(Supplied material)
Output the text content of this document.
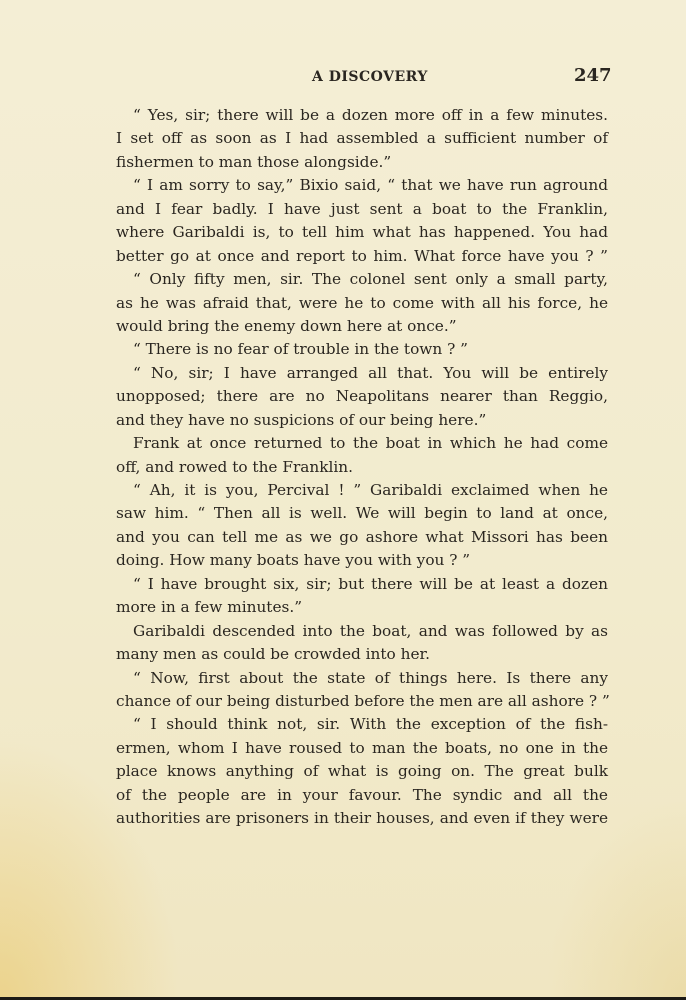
A DISCOVERY	247
“ Yes, sir; there will be a dozen more off in a few minutes.
I set off as soon as I had assembled a sufficient number of
fishermen to man those alongside.”
“ I am sorry to say,” Bixio said, “ that we have run aground
and I fear badly. I have just sent a boat to the Franklin,
where Garibaldi is, to tell him what has happened. You had
better go at once and report to him. What force have you ? ”
“ Only fifty men, sir. The colonel sent only a small party,
as he was afraid that, were he to come with all his force, he
would bring the enemy down here at once.”
“ There is no fear of trouble in the town ? ”
“ No, sir; I have arranged all that. You will be entirely
unopposed; there are no Neapolitans nearer than Reggio,
and they have no suspicions of our being here.”
Frank at once returned to the boat in which he had come
off, and rowed to the Franklin.
“ Ah, it is you, Percival ! ” Garibaldi exclaimed when he
saw him. “ Then all is well. We will begin to land at once,
and you can tell me as we go ashore what Missori has been
doing. How many boats have you with you ? ”
“ I have brought six, sir; but there will be at least a dozen
more in a few minutes.”
Garibaldi descended into the boat, and was followed by as
many men as could be crowded into her.
“ Now, first about the state of things here. Is there any
chance of our being disturbed before the men are all ashore ? ”
“ I should think not, sir. With the exception of the fish-
ermen, whom I have roused to man the boats, no one in the
place knows anything of what is going on. The great bulk
of the people are in your favour. The syndic and all the
authorities are prisoners in their houses, and even if they were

(Problem to work on) Identify and copy all lines with the word "many".

(Finished exercise)
doing. How many boats have you with you ? ”
many men as could be crowded into her.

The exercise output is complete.